======== Reading text ========
What about implementing the Math Wolf activity bonus system but only for players with ratings above a threshold (say 1900)? You could just put those players under stricter scrutiny and encourage them to be more active (i.e., influence their behavior through small incentives- which are significant near the top- in such a way that the adverse effect of the bonus system on ratings will be offset by the predictivity gains of having better data as a consequence of more activity) since it seems this thread is motivated by the idea that we should be especially interested in accurate ratings near the top (but as Nick points out, concerns about just the top shouldn't motivate how we handle the entire ladder).

Also the burden imposed by Nick for data might not actually work out. The predictivity of Elo is sensitive to a lot of things- matchmaking, the player pool, even the time of year (which affects the player pool and activity), etc.- so we won't really be able to get comparable log-loss data where all the variables are controlled; the best we can do is semi-comparable environments but that falls into the trap of requiring us to make hard-to-test assumptions about player behavior, which is what drives this issue in the first place. Even if we were to temporarily swap the 1v1 ladder to an Elo system, that would affect player behavior and consequently the log-loss prediction value of the output.
======== Data supplied ========
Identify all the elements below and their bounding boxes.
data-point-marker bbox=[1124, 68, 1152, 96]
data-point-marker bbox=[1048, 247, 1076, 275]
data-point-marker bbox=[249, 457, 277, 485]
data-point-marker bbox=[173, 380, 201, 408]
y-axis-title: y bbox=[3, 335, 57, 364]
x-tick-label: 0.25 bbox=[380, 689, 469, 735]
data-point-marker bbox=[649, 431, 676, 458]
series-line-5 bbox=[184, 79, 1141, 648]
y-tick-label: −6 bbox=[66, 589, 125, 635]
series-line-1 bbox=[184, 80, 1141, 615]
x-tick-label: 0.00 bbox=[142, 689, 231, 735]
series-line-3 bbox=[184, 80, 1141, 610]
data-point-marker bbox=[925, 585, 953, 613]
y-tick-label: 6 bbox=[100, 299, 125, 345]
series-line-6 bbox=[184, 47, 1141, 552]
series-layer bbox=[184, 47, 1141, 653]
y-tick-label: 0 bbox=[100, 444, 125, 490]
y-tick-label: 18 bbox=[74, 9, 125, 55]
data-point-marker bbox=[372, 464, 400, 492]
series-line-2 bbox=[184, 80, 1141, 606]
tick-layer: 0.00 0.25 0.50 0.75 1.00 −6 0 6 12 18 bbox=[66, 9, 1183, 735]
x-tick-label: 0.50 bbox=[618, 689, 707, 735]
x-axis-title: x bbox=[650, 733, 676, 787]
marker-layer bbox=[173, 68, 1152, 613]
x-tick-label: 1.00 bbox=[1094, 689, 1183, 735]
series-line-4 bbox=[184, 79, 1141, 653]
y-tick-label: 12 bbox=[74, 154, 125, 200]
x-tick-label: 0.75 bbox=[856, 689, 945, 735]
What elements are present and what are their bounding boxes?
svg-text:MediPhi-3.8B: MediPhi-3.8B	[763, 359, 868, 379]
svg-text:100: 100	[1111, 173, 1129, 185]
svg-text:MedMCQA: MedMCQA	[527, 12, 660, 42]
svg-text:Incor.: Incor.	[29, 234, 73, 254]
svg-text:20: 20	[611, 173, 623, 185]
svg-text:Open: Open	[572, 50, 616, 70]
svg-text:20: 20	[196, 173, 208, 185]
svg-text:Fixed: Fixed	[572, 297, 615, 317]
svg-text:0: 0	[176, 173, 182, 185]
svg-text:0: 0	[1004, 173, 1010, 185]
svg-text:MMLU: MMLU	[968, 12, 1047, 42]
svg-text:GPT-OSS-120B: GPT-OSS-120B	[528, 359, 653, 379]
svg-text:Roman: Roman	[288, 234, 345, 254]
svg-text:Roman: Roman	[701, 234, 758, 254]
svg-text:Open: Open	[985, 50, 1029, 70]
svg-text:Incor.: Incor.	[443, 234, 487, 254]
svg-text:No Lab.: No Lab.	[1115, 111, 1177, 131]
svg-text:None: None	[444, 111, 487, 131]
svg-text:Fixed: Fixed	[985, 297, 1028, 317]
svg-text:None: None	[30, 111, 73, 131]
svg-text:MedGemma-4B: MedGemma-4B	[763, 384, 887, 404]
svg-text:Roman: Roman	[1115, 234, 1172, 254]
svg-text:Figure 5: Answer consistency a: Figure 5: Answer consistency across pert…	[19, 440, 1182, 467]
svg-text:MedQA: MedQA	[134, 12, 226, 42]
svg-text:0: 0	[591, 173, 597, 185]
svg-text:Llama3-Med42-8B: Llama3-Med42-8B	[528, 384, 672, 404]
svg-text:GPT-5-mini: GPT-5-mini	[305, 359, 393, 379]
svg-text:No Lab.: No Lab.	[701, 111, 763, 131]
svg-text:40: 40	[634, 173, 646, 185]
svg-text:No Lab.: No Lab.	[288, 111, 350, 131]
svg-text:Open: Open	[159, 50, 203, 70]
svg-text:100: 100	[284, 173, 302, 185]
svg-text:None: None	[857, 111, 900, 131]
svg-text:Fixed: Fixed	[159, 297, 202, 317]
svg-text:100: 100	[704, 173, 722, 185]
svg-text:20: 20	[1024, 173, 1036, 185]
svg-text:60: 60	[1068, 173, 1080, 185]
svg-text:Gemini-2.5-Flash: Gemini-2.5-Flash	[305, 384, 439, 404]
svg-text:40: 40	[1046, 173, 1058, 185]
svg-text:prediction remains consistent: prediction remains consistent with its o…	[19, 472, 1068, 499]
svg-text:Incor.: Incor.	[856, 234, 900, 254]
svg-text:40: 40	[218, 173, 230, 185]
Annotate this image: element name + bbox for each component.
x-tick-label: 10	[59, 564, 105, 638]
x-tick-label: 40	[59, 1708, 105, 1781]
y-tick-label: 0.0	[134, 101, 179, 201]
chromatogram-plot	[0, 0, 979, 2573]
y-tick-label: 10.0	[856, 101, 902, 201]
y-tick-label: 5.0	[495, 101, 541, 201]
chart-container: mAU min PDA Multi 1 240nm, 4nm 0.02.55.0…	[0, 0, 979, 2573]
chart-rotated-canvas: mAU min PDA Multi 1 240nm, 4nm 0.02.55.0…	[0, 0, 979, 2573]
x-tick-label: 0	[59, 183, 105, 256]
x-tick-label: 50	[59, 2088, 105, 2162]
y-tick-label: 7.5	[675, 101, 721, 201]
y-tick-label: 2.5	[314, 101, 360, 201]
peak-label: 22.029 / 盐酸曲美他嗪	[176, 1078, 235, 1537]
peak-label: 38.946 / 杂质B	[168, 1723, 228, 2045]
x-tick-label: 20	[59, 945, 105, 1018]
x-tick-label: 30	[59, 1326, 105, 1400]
========
Exercises |
[1] Repeat the passage of the forum post on rating systems that runs between "What about implementing" and "the entire ladder).", inclusive.
[2] Reproduce the lines of the listing from its first line through the line holding "data-point-marker bbox=[649, 431, 676, 458]", inclusive.
The forum post on rating systems and the listing have no connection to each other.

Expected answers |
[1]
What about implementing the Math Wolf activity bonus system but only for players with ratings above a threshold (say 1900)? You could just put those players under stricter scrutiny and encourage them to be more active (i.e., influence their behavior through small incentives- which are significant near the top- in such a way that the adverse effect of the bonus system on ratings will be offset by the predictivity gains of having better data as a consequence of more activity) since it seems this thread is motivated by the idea that we should be especially interested in accurate ratings near the top (but as Nick points out, concerns about just the top shouldn't motivate how we handle the entire ladder).

[2]
Identify all the elements below and their bounding boxes.
data-point-marker bbox=[1124, 68, 1152, 96]
data-point-marker bbox=[1048, 247, 1076, 275]
data-point-marker bbox=[249, 457, 277, 485]
data-point-marker bbox=[173, 380, 201, 408]
y-axis-title: y bbox=[3, 335, 57, 364]
x-tick-label: 0.25 bbox=[380, 689, 469, 735]
data-point-marker bbox=[649, 431, 676, 458]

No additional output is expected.